## [Given request]
From the entries below, copy out every line with "description" in it.

## [Excerpted records]
########

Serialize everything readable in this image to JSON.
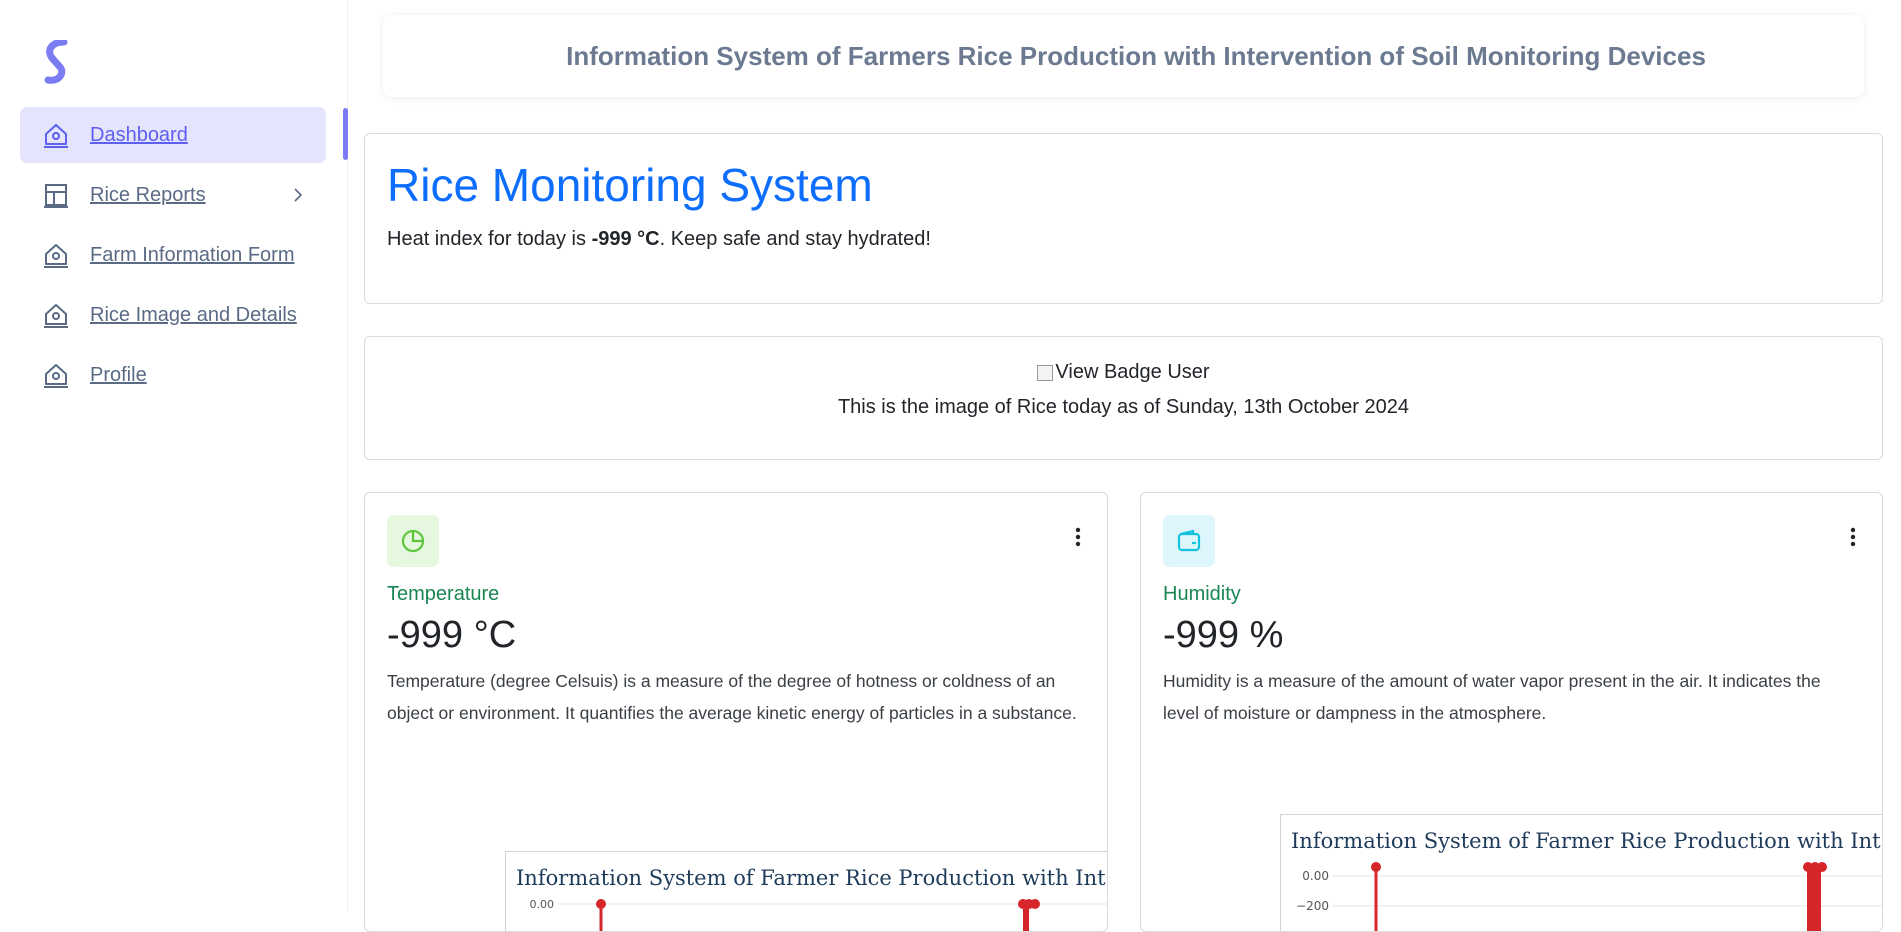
{
  "header": {
    "title": "Information System of Farmers Rice Production with Intervention of Soil Monitoring Devices"
  },
  "sidebar": {
    "items": [
      {
        "label": "Dashboard",
        "icon": "home-icon",
        "active": true
      },
      {
        "label": "Rice Reports",
        "icon": "layout-icon",
        "has_submenu": true
      },
      {
        "label": "Farm Information Form",
        "icon": "home-icon"
      },
      {
        "label": "Rice Image and Details",
        "icon": "home-icon"
      },
      {
        "label": "Profile",
        "icon": "home-icon"
      }
    ]
  },
  "hero": {
    "title": "Rice Monitoring System",
    "heat_prefix": "Heat index for today is ",
    "heat_value": "-999 °C",
    "heat_suffix": ". Keep safe and stay hydrated!"
  },
  "rice_image": {
    "alt": "View Badge User",
    "caption": "This is the image of Rice today as of Sunday, 13th October 2024"
  },
  "temperature": {
    "title": "Temperature",
    "value": "-999 °C",
    "description": "Temperature (degree Celsuis) is a measure of the degree of hotness or coldness of an object or environment. It quantifies the average kinetic energy of particles in a substance.",
    "chart_title": "Information System of Farmer Rice Production with Int",
    "tick_top": "0.00"
  },
  "humidity": {
    "title": "Humidity",
    "value": "-999 %",
    "description": "Humidity is a measure of the amount of water vapor present in the air. It indicates the level of moisture or dampness in the atmosphere.",
    "chart_title": "Information System of Farmer Rice Production with Int",
    "tick_top": "0.00",
    "tick_second": "−200"
  },
  "colors": {
    "accent": "#5d5fef",
    "hero_title": "#0d6efd",
    "metric_title": "#198754",
    "temp_badge_bg": "#e6f7e0",
    "temp_icon": "#5cc73a",
    "hum_badge_bg": "#dcf6fb",
    "hum_icon": "#13c2e0",
    "chart_marker": "#d7262b"
  }
}
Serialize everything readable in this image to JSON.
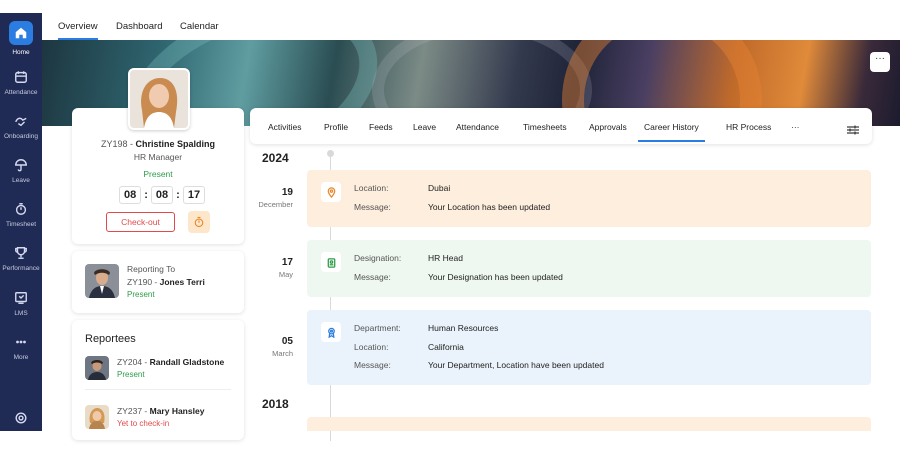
{
  "sidebar": {
    "items": [
      {
        "label": "Home",
        "icon": "home-icon"
      },
      {
        "label": "Attendance",
        "icon": "calendar-icon"
      },
      {
        "label": "Onboarding",
        "icon": "onboarding-icon"
      },
      {
        "label": "Leave",
        "icon": "umbrella-icon"
      },
      {
        "label": "Timesheet",
        "icon": "timer-icon"
      },
      {
        "label": "Performance",
        "icon": "trophy-icon"
      },
      {
        "label": "LMS",
        "icon": "lms-icon"
      },
      {
        "label": "More",
        "icon": "more-icon"
      }
    ],
    "bottom_icon": "support-icon"
  },
  "top_tabs": [
    "Overview",
    "Dashboard",
    "Calendar"
  ],
  "banner": {
    "more_label": "···"
  },
  "profile": {
    "id": "ZY198 - ",
    "name": "Christine Spalding",
    "role": "HR Manager",
    "status": "Present",
    "timer": {
      "h": "08",
      "m": "08",
      "s": "17",
      "sep": ":"
    },
    "checkout_label": "Check-out"
  },
  "reporting": {
    "label": "Reporting To",
    "id": "ZY190 - ",
    "name": "Jones Terri",
    "status": "Present"
  },
  "reportees": {
    "title": "Reportees",
    "items": [
      {
        "id": "ZY204 - ",
        "name": "Randall Gladstone",
        "status": "Present",
        "status_color": "#2e9b48"
      },
      {
        "id": "ZY237 - ",
        "name": "Mary Hansley",
        "status": "Yet to check-in",
        "status_color": "#e04a4a"
      }
    ]
  },
  "subtabs": [
    "Activities",
    "Profile",
    "Feeds",
    "Leave",
    "Attendance",
    "Timesheets",
    "Approvals",
    "Career History",
    "HR Process",
    "···"
  ],
  "timeline": {
    "years": [
      "2024",
      "2018"
    ],
    "entries": [
      {
        "day": "19",
        "month": "December",
        "color": "#fdeedd",
        "icon": "location-pin-icon",
        "rows": [
          {
            "k": "Location:",
            "v": "Dubai"
          },
          {
            "k": "Message:",
            "v": "Your Location has been updated"
          }
        ]
      },
      {
        "day": "17",
        "month": "May",
        "color": "#eef8f0",
        "icon": "badge-icon",
        "rows": [
          {
            "k": "Designation:",
            "v": "HR Head"
          },
          {
            "k": "Message:",
            "v": "Your Designation has been updated"
          }
        ]
      },
      {
        "day": "05",
        "month": "March",
        "color": "#eaf3fb",
        "icon": "department-icon",
        "rows": [
          {
            "k": "Department:",
            "v": "Human Resources"
          },
          {
            "k": "Location:",
            "v": "California"
          },
          {
            "k": "Message:",
            "v": "Your Department, Location have been updated"
          }
        ]
      }
    ]
  }
}
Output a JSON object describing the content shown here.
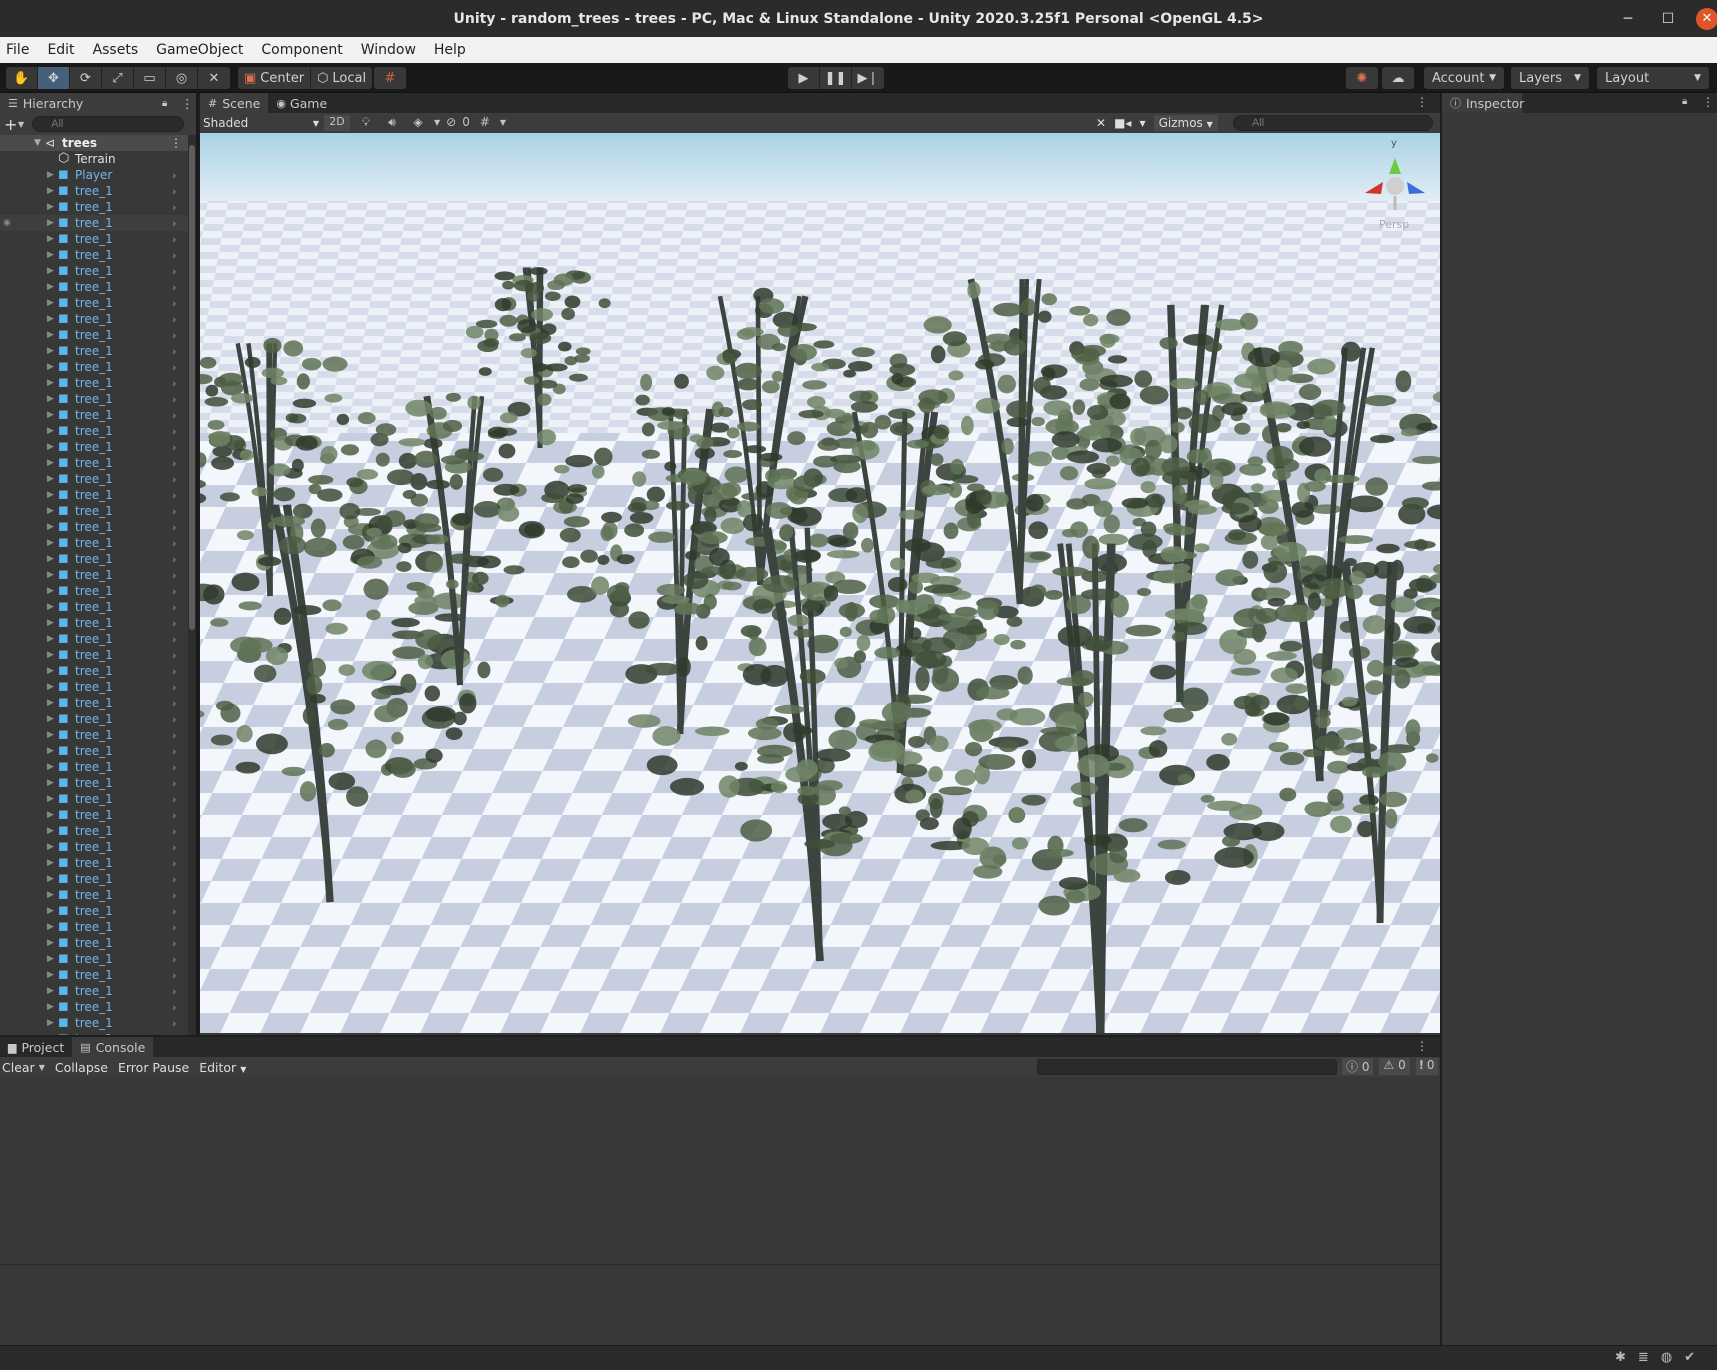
{
  "window": {
    "title": "Unity - random_trees - trees - PC, Mac & Linux Standalone - Unity 2020.3.25f1 Personal <OpenGL 4.5>"
  },
  "menu": [
    "File",
    "Edit",
    "Assets",
    "GameObject",
    "Component",
    "Window",
    "Help"
  ],
  "toolbar": {
    "pivot_label": "Center",
    "space_label": "Local",
    "account_label": "Account",
    "layers_label": "Layers",
    "layout_label": "Layout"
  },
  "hierarchy": {
    "tab_label": "Hierarchy",
    "search_placeholder": "All",
    "root": "trees",
    "items": [
      "Terrain",
      "Player",
      "tree_1",
      "tree_1",
      "tree_1",
      "tree_1",
      "tree_1",
      "tree_1",
      "tree_1",
      "tree_1",
      "tree_1",
      "tree_1",
      "tree_1",
      "tree_1",
      "tree_1",
      "tree_1",
      "tree_1",
      "tree_1",
      "tree_1",
      "tree_1",
      "tree_1",
      "tree_1",
      "tree_1",
      "tree_1",
      "tree_1",
      "tree_1",
      "tree_1",
      "tree_1",
      "tree_1",
      "tree_1",
      "tree_1",
      "tree_1",
      "tree_1",
      "tree_1",
      "tree_1",
      "tree_1",
      "tree_1",
      "tree_1",
      "tree_1",
      "tree_1",
      "tree_1",
      "tree_1",
      "tree_1",
      "tree_1",
      "tree_1",
      "tree_1",
      "tree_1",
      "tree_1",
      "tree_1",
      "tree_1",
      "tree_1",
      "tree_1",
      "tree_1",
      "tree_1",
      "tree_1",
      "tree_1"
    ]
  },
  "scene": {
    "tabs": [
      "Scene",
      "Game"
    ],
    "shading_mode": "Shaded",
    "mode_2d_label": "2D",
    "hidden_count": "0",
    "gizmos_label": "Gizmos",
    "search_placeholder": "All",
    "gizmo_axis_label": "y",
    "projection_label": "Persp"
  },
  "inspector": {
    "tab_label": "Inspector"
  },
  "bottom": {
    "tabs": [
      "Project",
      "Console"
    ],
    "clear_label": "Clear",
    "collapse_label": "Collapse",
    "error_pause_label": "Error Pause",
    "editor_label": "Editor",
    "log_count": "0",
    "warn_count": "0",
    "error_count": "0"
  },
  "colors": {
    "selection": "#46607c",
    "prefab_text": "#6eb7f2",
    "panel": "#383838"
  }
}
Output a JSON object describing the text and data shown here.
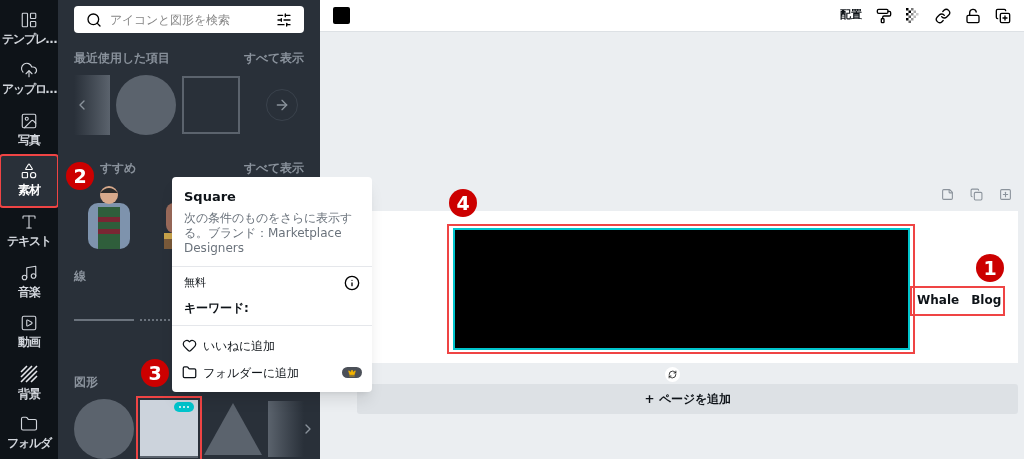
{
  "rail": [
    {
      "label": "テンプレ…",
      "selected": false
    },
    {
      "label": "アップロ…",
      "selected": false
    },
    {
      "label": "写真",
      "selected": false
    },
    {
      "label": "素材",
      "selected": true
    },
    {
      "label": "テキスト",
      "selected": false
    },
    {
      "label": "音楽",
      "selected": false
    },
    {
      "label": "動画",
      "selected": false
    },
    {
      "label": "背景",
      "selected": false
    },
    {
      "label": "フォルダ",
      "selected": false
    }
  ],
  "search": {
    "placeholder": "アイコンと図形を検索"
  },
  "sections": [
    {
      "title": "最近使用した項目",
      "see_all": "すべて表示",
      "kind": "recent"
    },
    {
      "title": "すすめ",
      "see_all": "すべて表示",
      "kind": "recommended"
    },
    {
      "title": "線",
      "kind": "lines"
    },
    {
      "title": "図形",
      "kind": "shapes"
    }
  ],
  "popup": {
    "title": "Square",
    "description": "次の条件のものをさらに表示する。ブランド：Marketplace Designers",
    "price": "無料",
    "keywords_label": "キーワード:",
    "actions": [
      {
        "label": "いいねに追加",
        "premium": false
      },
      {
        "label": "フォルダーに追加",
        "premium": true
      }
    ]
  },
  "toolbar": {
    "color": "#000000",
    "arrange": "配置"
  },
  "canvas": {
    "text": "Whale　Blog",
    "add_page": "+ ページを追加"
  },
  "annotations": [
    {
      "label": "1"
    },
    {
      "label": "2"
    },
    {
      "label": "3"
    },
    {
      "label": "4"
    }
  ]
}
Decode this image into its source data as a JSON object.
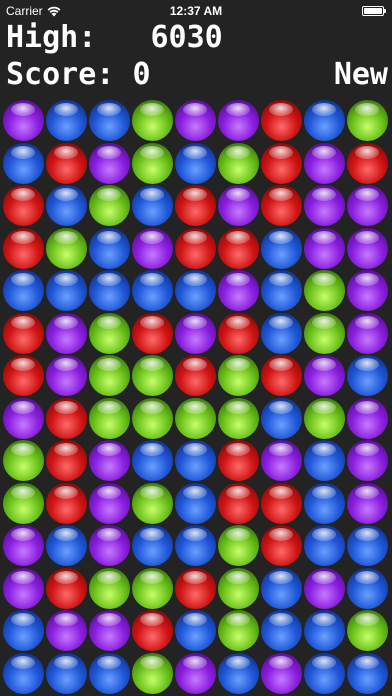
{
  "status_bar": {
    "carrier": "Carrier",
    "time": "12:37 AM"
  },
  "header": {
    "high_label": "High:",
    "high_value": "6030",
    "score_label": "Score:",
    "score_value": "0",
    "new_button": "New"
  },
  "colors": {
    "background": "#232323",
    "purple": "#8a1ee0",
    "blue": "#1f57d8",
    "red": "#d01414",
    "green": "#6bc21a"
  },
  "board": {
    "columns": 9,
    "rows": 14,
    "cells": [
      [
        "purple",
        "blue",
        "blue",
        "green",
        "purple",
        "purple",
        "red",
        "blue",
        "green"
      ],
      [
        "blue",
        "red",
        "purple",
        "green",
        "blue",
        "green",
        "red",
        "purple",
        "red"
      ],
      [
        "red",
        "blue",
        "green",
        "blue",
        "red",
        "purple",
        "red",
        "purple",
        "purple"
      ],
      [
        "red",
        "green",
        "blue",
        "purple",
        "red",
        "red",
        "blue",
        "purple",
        "purple"
      ],
      [
        "blue",
        "blue",
        "blue",
        "blue",
        "blue",
        "purple",
        "blue",
        "green",
        "purple"
      ],
      [
        "red",
        "purple",
        "green",
        "red",
        "purple",
        "red",
        "blue",
        "green",
        "purple"
      ],
      [
        "red",
        "purple",
        "green",
        "green",
        "red",
        "green",
        "red",
        "purple",
        "blue"
      ],
      [
        "purple",
        "red",
        "green",
        "green",
        "green",
        "green",
        "blue",
        "green",
        "purple"
      ],
      [
        "green",
        "red",
        "purple",
        "blue",
        "blue",
        "red",
        "purple",
        "blue",
        "purple"
      ],
      [
        "green",
        "red",
        "purple",
        "green",
        "blue",
        "red",
        "red",
        "blue",
        "purple"
      ],
      [
        "purple",
        "blue",
        "purple",
        "blue",
        "blue",
        "green",
        "red",
        "blue",
        "blue"
      ],
      [
        "purple",
        "red",
        "green",
        "green",
        "red",
        "green",
        "blue",
        "purple",
        "blue"
      ],
      [
        "blue",
        "purple",
        "purple",
        "red",
        "blue",
        "green",
        "blue",
        "blue",
        "green"
      ],
      [
        "blue",
        "blue",
        "blue",
        "green",
        "purple",
        "blue",
        "purple",
        "blue",
        "blue"
      ]
    ]
  }
}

########

## [Result of this task]
    "description": "Temperature (degree Celsuis) is a measure of the degree of hotness or coldness of an object or environment. It quantifies the average kinetic energy of particles in a substance.",
    "description": "Humidity is a measure of the amount of water vapor present in the air. It indicates the level of moisture or dampness in the atmosphere.",
    "description": "次の条件のものをさらに表示する。ブランド：Marketplace Designers",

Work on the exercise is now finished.